Aim = Among the lines listed below, count those that include the string "Market", and state only the count.

Given entries =
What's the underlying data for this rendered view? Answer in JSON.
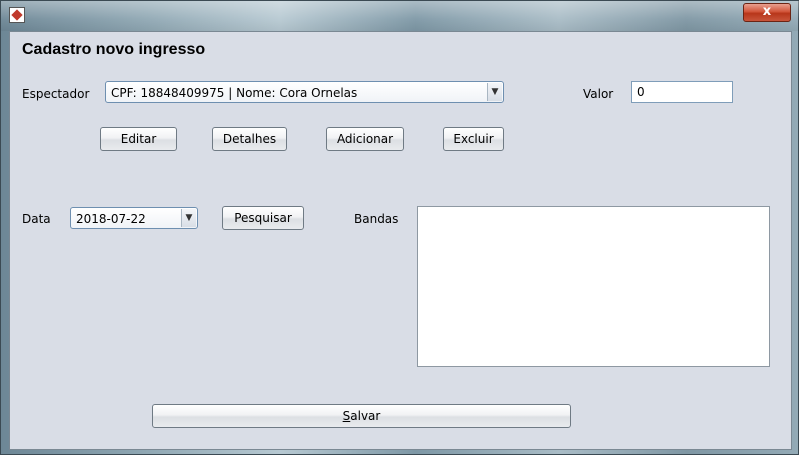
{
  "window": {
    "close_symbol": "x"
  },
  "form": {
    "title": "Cadastro novo ingresso",
    "espectador_label": "Espectador",
    "espectador_selected": "CPF: 18848409975 | Nome: Cora Ornelas",
    "valor_label": "Valor",
    "valor_value": "0",
    "buttons": {
      "editar": "Editar",
      "detalhes": "Detalhes",
      "adicionar": "Adicionar",
      "excluir": "Excluir",
      "pesquisar": "Pesquisar",
      "salvar_mnemonic": "S",
      "salvar_rest": "alvar"
    },
    "data_label": "Data",
    "data_selected": "2018-07-22",
    "bandas_label": "Bandas"
  },
  "icons": {
    "app": "app-icon",
    "dropdown": "chevron-down-icon"
  }
}
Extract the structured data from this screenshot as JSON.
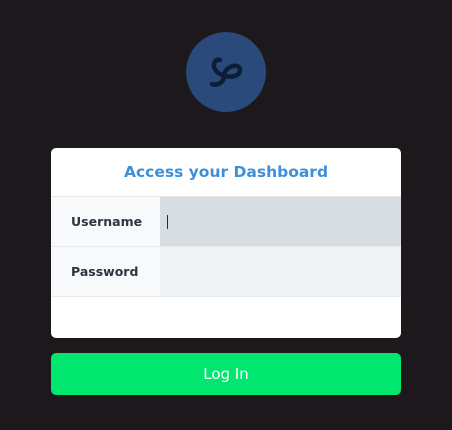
{
  "logo": {
    "icon": "curl-logo-icon",
    "background": "#294a7a",
    "stroke": "#0d1d36"
  },
  "card": {
    "title": "Access your Dashboard",
    "username": {
      "label": "Username",
      "value": "",
      "placeholder": ""
    },
    "password": {
      "label": "Password",
      "value": "",
      "placeholder": ""
    }
  },
  "login_button": {
    "label": "Log In",
    "color": "#00e66e"
  },
  "colors": {
    "page_background": "#1c181b",
    "title": "#3d8fd9"
  }
}
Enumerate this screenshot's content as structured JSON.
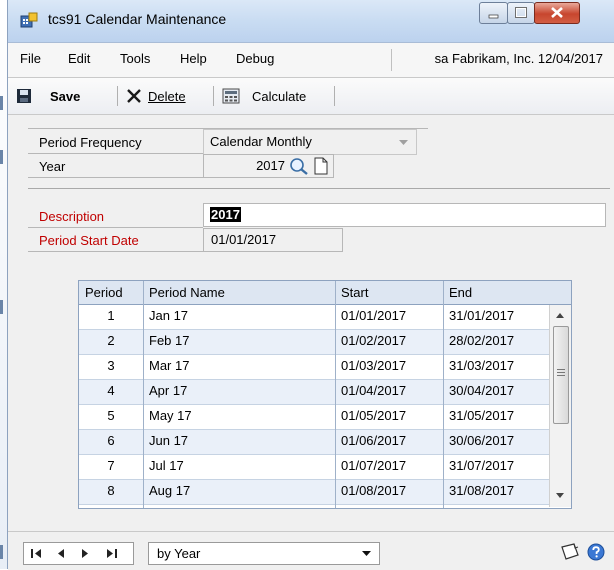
{
  "window": {
    "title": "tcs91 Calendar Maintenance"
  },
  "menu": {
    "items": [
      "File",
      "Edit",
      "Tools",
      "Help",
      "Debug"
    ],
    "context": "sa  Fabrikam, Inc. 12/04/2017"
  },
  "toolbar": {
    "save": "Save",
    "delete": "Delete",
    "calculate": "Calculate"
  },
  "form": {
    "period_frequency_label": "Period Frequency",
    "period_frequency_value": "Calendar Monthly",
    "year_label": "Year",
    "year_value": "2017",
    "description_label": "Description",
    "description_value": "2017",
    "period_start_label": "Period Start Date",
    "period_start_value": "01/01/2017"
  },
  "grid": {
    "headers": [
      "Period",
      "Period Name",
      "Start",
      "End"
    ],
    "rows": [
      [
        "1",
        "Jan 17",
        "01/01/2017",
        "31/01/2017"
      ],
      [
        "2",
        "Feb 17",
        "01/02/2017",
        "28/02/2017"
      ],
      [
        "3",
        "Mar 17",
        "01/03/2017",
        "31/03/2017"
      ],
      [
        "4",
        "Apr 17",
        "01/04/2017",
        "30/04/2017"
      ],
      [
        "5",
        "May 17",
        "01/05/2017",
        "31/05/2017"
      ],
      [
        "6",
        "Jun 17",
        "01/06/2017",
        "30/06/2017"
      ],
      [
        "7",
        "Jul 17",
        "01/07/2017",
        "31/07/2017"
      ],
      [
        "8",
        "Aug 17",
        "01/08/2017",
        "31/08/2017"
      ]
    ]
  },
  "bottom": {
    "sort_value": "by Year"
  },
  "icons": {
    "app": "calendar-app-icon",
    "save": "floppy-disk-icon",
    "delete": "x-delete-icon",
    "calculate": "calculator-icon",
    "lookup": "magnifier-icon",
    "new": "new-document-icon",
    "note": "note-icon",
    "help": "help-icon"
  },
  "colors": {
    "required_label": "#c00000",
    "grid_header": "#dde6f2",
    "grid_alt_row": "#eaf0f9",
    "titlebar": "#c9dcf2"
  }
}
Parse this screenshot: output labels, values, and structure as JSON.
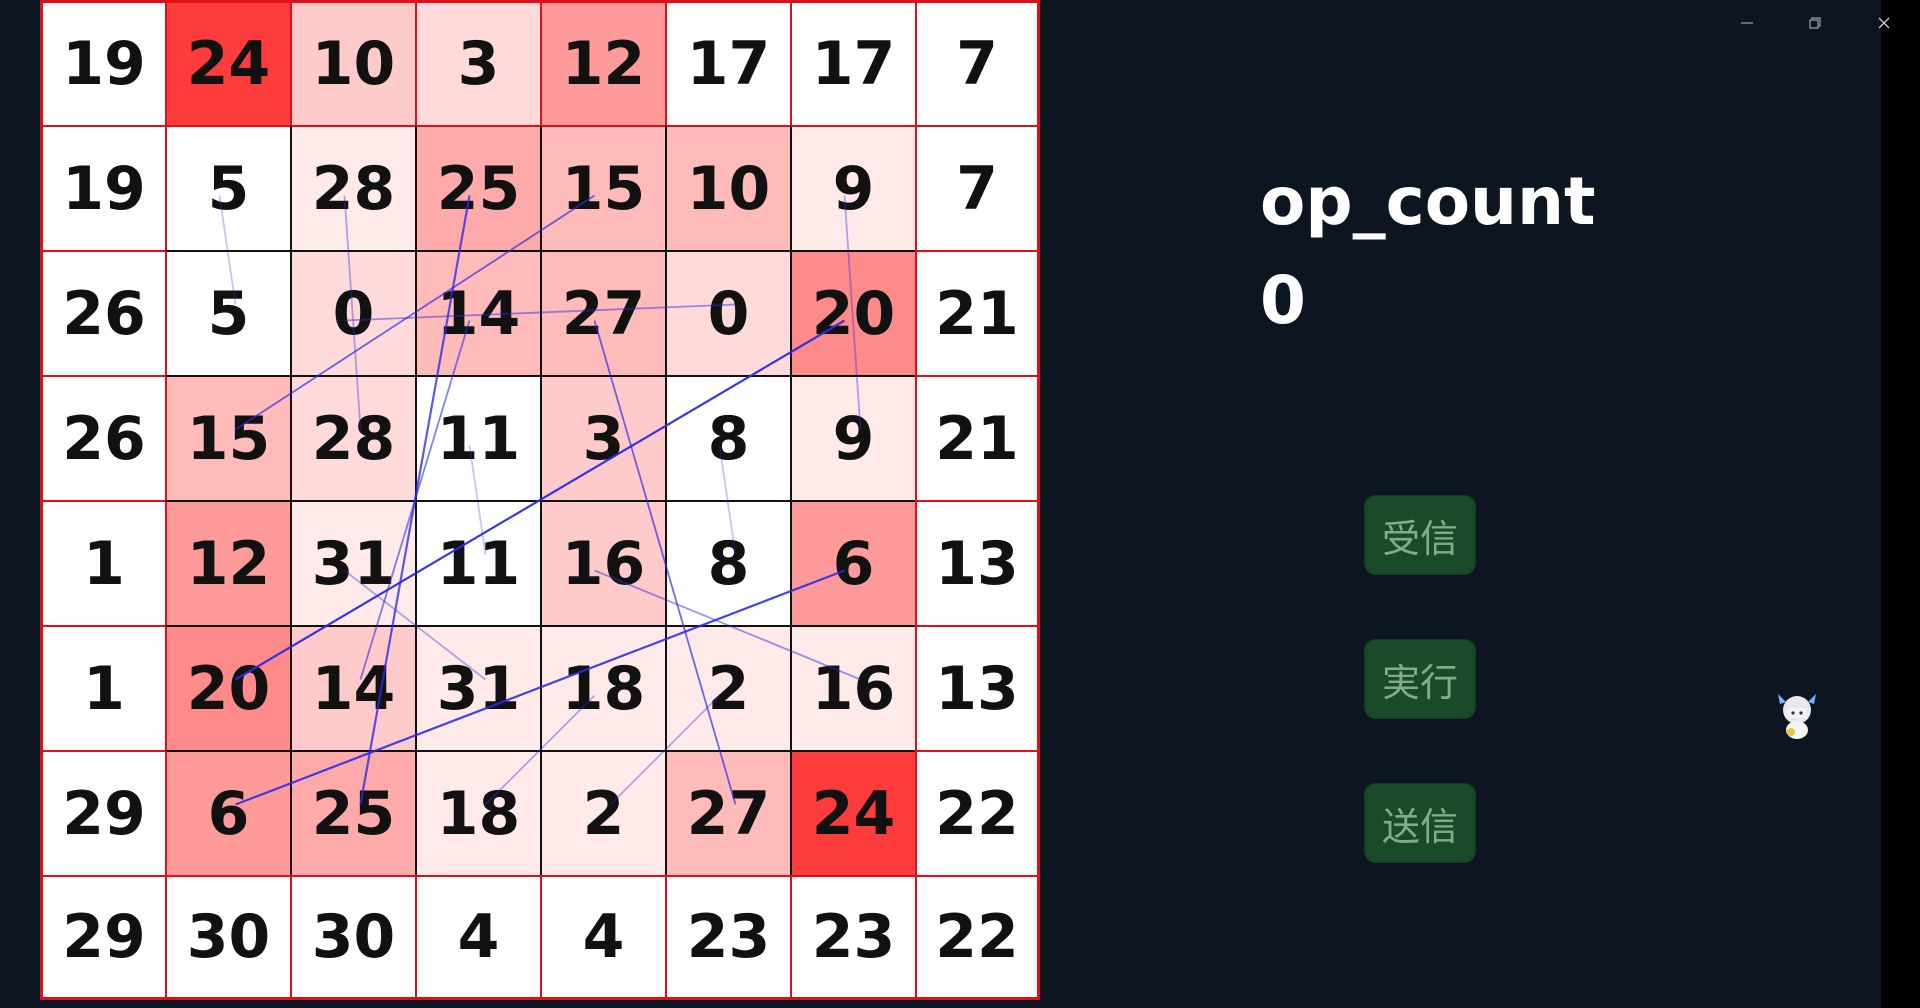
{
  "grid": {
    "values": [
      [
        19,
        24,
        10,
        3,
        12,
        17,
        17,
        7
      ],
      [
        19,
        5,
        28,
        25,
        15,
        10,
        9,
        7
      ],
      [
        26,
        5,
        0,
        14,
        27,
        0,
        20,
        21
      ],
      [
        26,
        15,
        28,
        11,
        3,
        8,
        9,
        21
      ],
      [
        1,
        12,
        31,
        11,
        16,
        8,
        6,
        13
      ],
      [
        1,
        20,
        14,
        31,
        18,
        2,
        16,
        13
      ],
      [
        29,
        6,
        25,
        18,
        2,
        27,
        24,
        22
      ],
      [
        29,
        30,
        30,
        4,
        4,
        23,
        23,
        22
      ]
    ],
    "heat_levels": [
      [
        0,
        10,
        3,
        2,
        6,
        0,
        0,
        0
      ],
      [
        0,
        0,
        1,
        5,
        4,
        4,
        1,
        0
      ],
      [
        0,
        0,
        2,
        4,
        4,
        2,
        7,
        0
      ],
      [
        0,
        4,
        2,
        0,
        3,
        0,
        1,
        0
      ],
      [
        0,
        6,
        1,
        0,
        3,
        0,
        6,
        0
      ],
      [
        0,
        7,
        3,
        1,
        1,
        1,
        1,
        0
      ],
      [
        0,
        6,
        5,
        1,
        1,
        4,
        10,
        0
      ],
      [
        0,
        0,
        0,
        0,
        0,
        0,
        0,
        0
      ]
    ]
  },
  "panel": {
    "label": "op_count",
    "value": "0"
  },
  "buttons": {
    "receive": "受信",
    "execute": "実行",
    "send": "送信"
  },
  "window_controls": {
    "minimize": "minimize-icon",
    "restore": "restore-icon",
    "close": "close-icon"
  },
  "colors": {
    "app_bg": "#0d1520",
    "button_bg": "#1a4a2a",
    "button_text": "#7fae85",
    "group_border": "#e0101a",
    "pair_line": "#2a2ae8"
  }
}
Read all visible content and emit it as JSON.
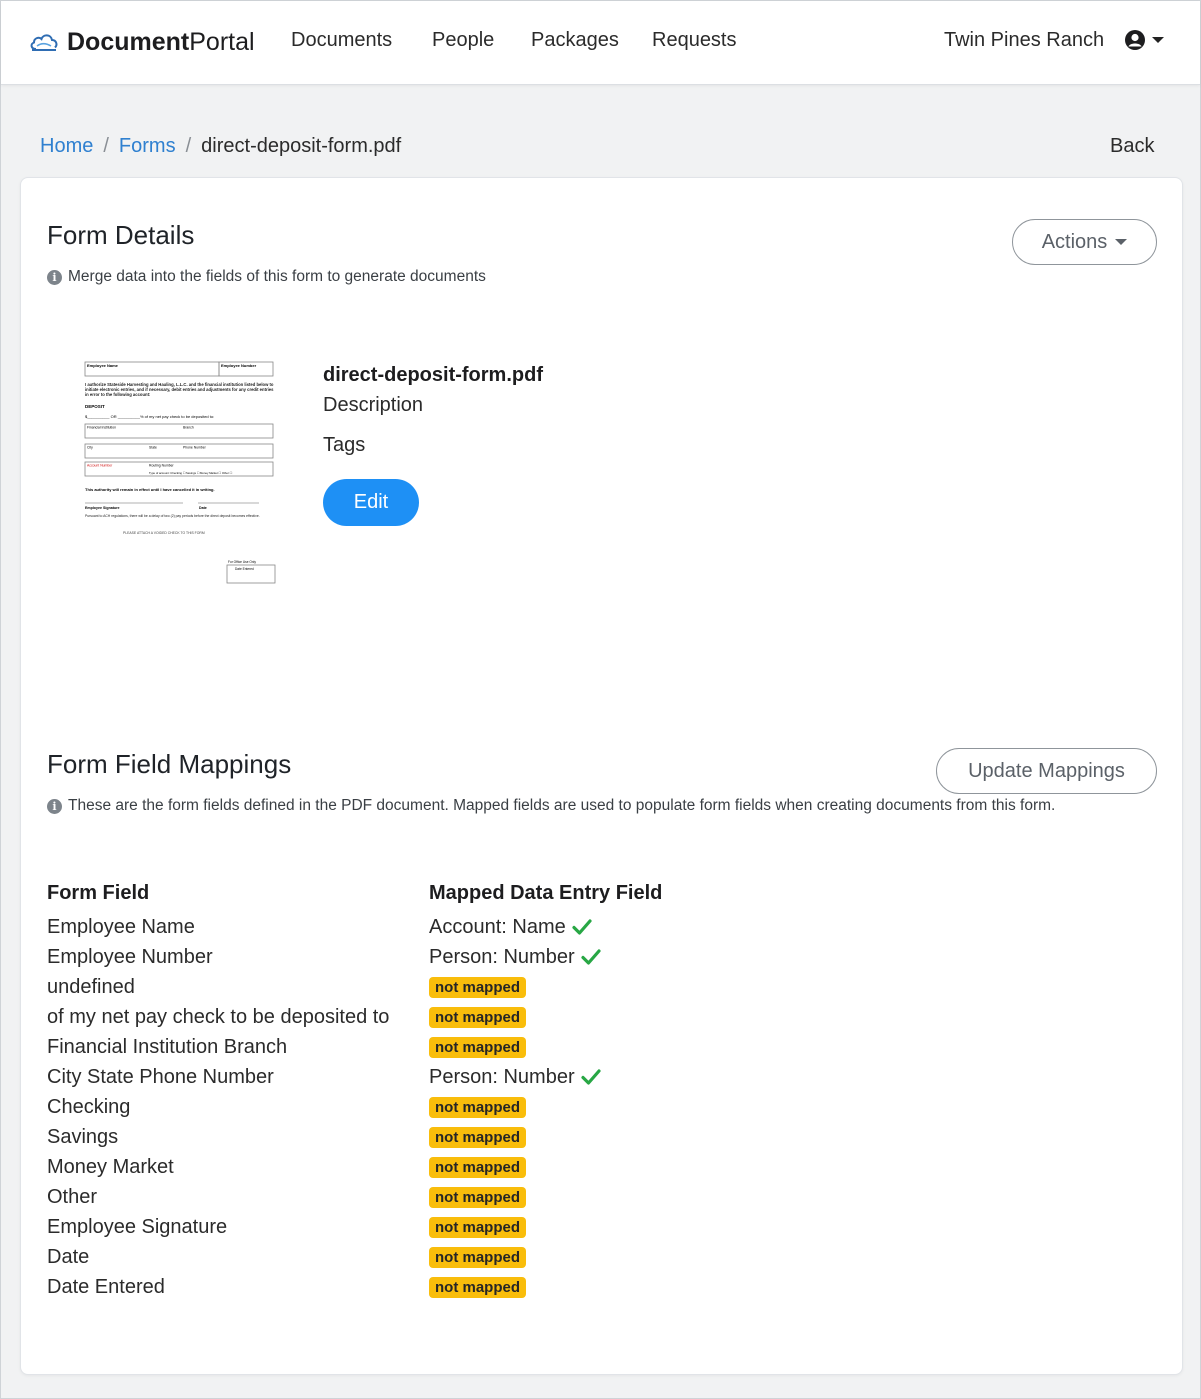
{
  "navbar": {
    "brand_bold": "Document",
    "brand_rest": "Portal",
    "links": [
      "Documents",
      "People",
      "Packages",
      "Requests"
    ],
    "account_name": "Twin Pines Ranch"
  },
  "breadcrumb": {
    "home": "Home",
    "forms": "Forms",
    "current": "direct-deposit-form.pdf",
    "back": "Back"
  },
  "form_details": {
    "title": "Form Details",
    "info": "Merge data into the fields of this form to generate documents",
    "actions_label": "Actions",
    "file_name": "direct-deposit-form.pdf",
    "description_label": "Description",
    "tags_label": "Tags",
    "edit_label": "Edit"
  },
  "thumbnail": {
    "employee_name": "Employee Name",
    "employee_number": "Employee Number",
    "authorize_text": "I authorize Stateside Harvesting and Hauling, L.L.C. and the financial institution listed below to initiate electronic entries, and if necessary, debit entries and adjustments for any credit entries in error to the following account:",
    "deposit": "DEPOSIT",
    "deposit_line": "$__________ OR __________% of my net pay check to be deposited to:",
    "financial_institution": "Financial Institution",
    "branch": "Branch",
    "city": "City",
    "state": "State",
    "phone_number": "Phone Number",
    "account_number": "Account Number",
    "routing_number": "Routing Number",
    "type_of_account": "Type of account:  Checking ☐  Savings ☐  Money Market ☐  Other ☐",
    "authority_text": "This authority will remain in effect until I have cancelled it in writing.",
    "employee_signature": "Employee Signature",
    "date": "Date",
    "ach_text": "Pursuant to ACH regulations, there will be a delay of two (2) pay periods before the direct deposit becomes effective.",
    "attach_text": "PLEASE ATTACH A VOIDED CHECK TO THIS FORM",
    "office_use": "For Office Use Only",
    "date_entered": "Date Entered"
  },
  "mappings": {
    "title": "Form Field Mappings",
    "update_label": "Update Mappings",
    "info": "These are the form fields defined in the PDF document. Mapped fields are used to populate form fields when creating documents from this form.",
    "col_form_field": "Form Field",
    "col_mapped": "Mapped Data Entry Field",
    "not_mapped_label": "not mapped",
    "rows": [
      {
        "field": "Employee Name",
        "mapped": "Account: Name"
      },
      {
        "field": "Employee Number",
        "mapped": "Person: Number"
      },
      {
        "field": "undefined",
        "mapped": null
      },
      {
        "field": "of my net pay check to be deposited to",
        "mapped": null
      },
      {
        "field": "Financial Institution Branch",
        "mapped": null
      },
      {
        "field": "City State Phone Number",
        "mapped": "Person: Number"
      },
      {
        "field": "Checking",
        "mapped": null
      },
      {
        "field": "Savings",
        "mapped": null
      },
      {
        "field": "Money Market",
        "mapped": null
      },
      {
        "field": "Other",
        "mapped": null
      },
      {
        "field": "Employee Signature",
        "mapped": null
      },
      {
        "field": "Date",
        "mapped": null
      },
      {
        "field": "Date Entered",
        "mapped": null
      }
    ]
  },
  "colors": {
    "primary": "#1e90f5",
    "link": "#2f80d0",
    "badge": "#f9bd0b",
    "check": "#28a745"
  }
}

The solution = 2